Exercise passage
Michael Maclean

Using private flakes in NixOS

I’ve been using Nix and NixOS for a while now, but I’d got into a way of working where it was doing what I needed to do, so I haven’t felt the need to modernise it with the new features that have come along since I started using it. On the other hand, I did want to use some code that I’m not ready to open source yet and I wanted to find a neat way to do that. It’s likely that none of this post will be new or interesting to a lot of people who use Nix and NixOS, but I haven’t seen it written down anywhere in exactly this way.

Until now, to make this code work, I had been using a pretty awful and in no way hermetic solution with a local git checkout and some overlays. For some time I had imagined there must be a better way to do this using Flakes. I had searched around a couple of times to figure out how this might work but I never found a way to meet two preferences I had:

  1. The code should be pulled from GitHub from a private repository without having to be proxied somehow
  2. I shouldn’t have to have any credentials for GitHub stored on the box in the clear

While I was at EMF, I dropped into the nix.camp tent a couple of times, and finally managed to work it out after a couple of pointers from Matt. I haven’t really used Flakes an awful lot so it took a couple of tries.

Key changes

There were three key points:

Don’t use /etc/nixos any more

The configuration for my machine was still stored in /etc/nixos, which was how I’d installed it in the first place. With Flakes, you can keep the configuration anywhere on the filesystem. With the config in my home directory, the rebuild command becomes:

sudo nixos-rebuild switch --flake .#

Don’t use sudo with nixos-rebuild

The next problem was how to use the ssh credentials I have as my normal user, without having to copy them to root. It turns out this is also fairly simple, though the name of the option is a little non-obvious given my use of it – --use-remote-sudo. By using this, you don’t need the whole command to be run with sudo, and instead it will ask for the password after it’s completed the work in the Nix store when it needs to apply the changes to the system. With this, the command is:

sudo nixos-rebuild switch --flake .# --use-remote-sudo

Use SSH agent forwarding

I’m not normally keen on this feature of SSH, and I don’t have it switched on permanently, but in this particular case it works for me. For this to work I need to have ssh-agent running locally, I need to use ssh -A to connect, and then everything should work. If it doesn’t work for some reason I get some errors when it’s retrieving the flakes. This saves me having to keep something like a GitHub access token or deploy key on the machine.

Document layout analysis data
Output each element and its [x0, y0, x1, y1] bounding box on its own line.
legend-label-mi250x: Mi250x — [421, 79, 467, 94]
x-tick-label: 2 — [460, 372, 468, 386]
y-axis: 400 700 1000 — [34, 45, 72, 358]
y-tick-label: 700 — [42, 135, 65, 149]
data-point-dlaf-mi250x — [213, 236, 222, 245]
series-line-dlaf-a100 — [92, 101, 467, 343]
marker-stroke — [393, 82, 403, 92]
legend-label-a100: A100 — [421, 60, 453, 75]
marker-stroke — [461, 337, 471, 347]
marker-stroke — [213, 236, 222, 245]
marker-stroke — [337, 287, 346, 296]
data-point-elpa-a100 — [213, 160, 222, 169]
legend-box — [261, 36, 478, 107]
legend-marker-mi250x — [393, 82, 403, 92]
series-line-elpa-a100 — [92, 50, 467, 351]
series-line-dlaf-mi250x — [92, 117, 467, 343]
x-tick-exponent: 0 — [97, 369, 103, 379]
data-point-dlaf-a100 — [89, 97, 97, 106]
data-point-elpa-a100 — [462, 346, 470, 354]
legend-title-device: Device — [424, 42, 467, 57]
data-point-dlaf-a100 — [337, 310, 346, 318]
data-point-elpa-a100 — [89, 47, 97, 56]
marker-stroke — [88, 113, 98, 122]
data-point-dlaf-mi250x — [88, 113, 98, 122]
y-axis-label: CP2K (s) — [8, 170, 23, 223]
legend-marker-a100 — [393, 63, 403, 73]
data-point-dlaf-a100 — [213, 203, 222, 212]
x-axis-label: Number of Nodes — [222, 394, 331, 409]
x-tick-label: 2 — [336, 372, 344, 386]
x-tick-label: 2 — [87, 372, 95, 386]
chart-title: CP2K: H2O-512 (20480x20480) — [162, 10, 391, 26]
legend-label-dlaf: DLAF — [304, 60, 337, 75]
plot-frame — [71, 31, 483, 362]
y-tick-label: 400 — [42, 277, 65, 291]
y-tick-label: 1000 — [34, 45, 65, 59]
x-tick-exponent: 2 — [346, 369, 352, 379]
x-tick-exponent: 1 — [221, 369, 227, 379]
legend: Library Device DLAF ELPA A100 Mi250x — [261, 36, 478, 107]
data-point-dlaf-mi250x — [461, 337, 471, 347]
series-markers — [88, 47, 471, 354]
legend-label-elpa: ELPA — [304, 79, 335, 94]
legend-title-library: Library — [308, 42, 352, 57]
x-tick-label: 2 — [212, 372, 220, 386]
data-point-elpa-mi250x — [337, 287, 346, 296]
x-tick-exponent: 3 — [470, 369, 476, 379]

Problem requirements
Write the next part of the post on using private flakes in NixOS, picking up after its final sentence. The rows play no part in what comes next.

Expected answer
The service’s flake

In my service’s repo, my flake.nix looks like this (all my services are written in Rust):

{
  inputs = {
    naersk.url = "github:nix-community/naersk/master";
    nixpkgs.url = "github:NixOS/nixpkgs/nixpkgs-unstable";
    utils.url = "github:numtide/flake-utils";
  };

  outputs = { self, nixpkgs, utils, naersk }:
    utils.lib.eachDefaultSystem (system:
      let
        pkgs = import nixpkgs { inherit system; };
        naersk-lib = pkgs.callPackage naersk { };
      in
      {
        packages.default = naersk-lib.buildPackage ./.;
        devShell = with pkgs; mkShell {
          buildInputs = [ cargo cargo-edit rustc rustfmt pre-commit rustPackages.clippy ];
          RUST_SRC_PATH = rustPlatform.rustLibSrc;
        };
      }
    );
}

System configuration

First off, I added a very basic flake.nix inspired by the documentation. It includes my own package, and then imports the existing configuration.nix.

{
  description = "Flake-based NixOS configuration";

  inputs = {
    nixpkgs.url = "github:NixOS/nixpkgs/nixos-24.05";
    myPackage.url = "git+ssh://git@github.com/mgdm/myPackage.git";
  };

  outputs = { self, nixpkgs, ... }@inputs: {
    nixosConfigurations.metis = nixpkgs.lib.nixosSystem {
      system = "x86_64-linux";
      specialArgs = { inherit inputs; };
      modules = [
        ./configuration.nix
      ];
    };
  };
}

And then in my configuration.nix, I made a few changes.

First off, I added inputs at the top:

{ config, pkgs, inputs, ... }:

To make referring to the package involve a little less typing, I gave it a shorter name:

let
  myPackage = inputs.myPackage.packages."${pkgs.system}".default;
in
{
  nix = {
    extraOptions = "experimental-features = nix-command flakes";
  };

  # ...

Then later I can reference that in environment.systemPackages:

{
  environment.systemPackages = with pkgs; [ vim ripgrep git tmux myPackage ];
}

I have a systemd service configured for this in configuration.nix, but my next move is to investigate how to provide a module in the service’s flake.nix and move that configuration there. Eventually I’ll look into building this remotely so I can keep the configuration on my local computer.

If there are better ways to do any of this, I’d be happy to hear about them.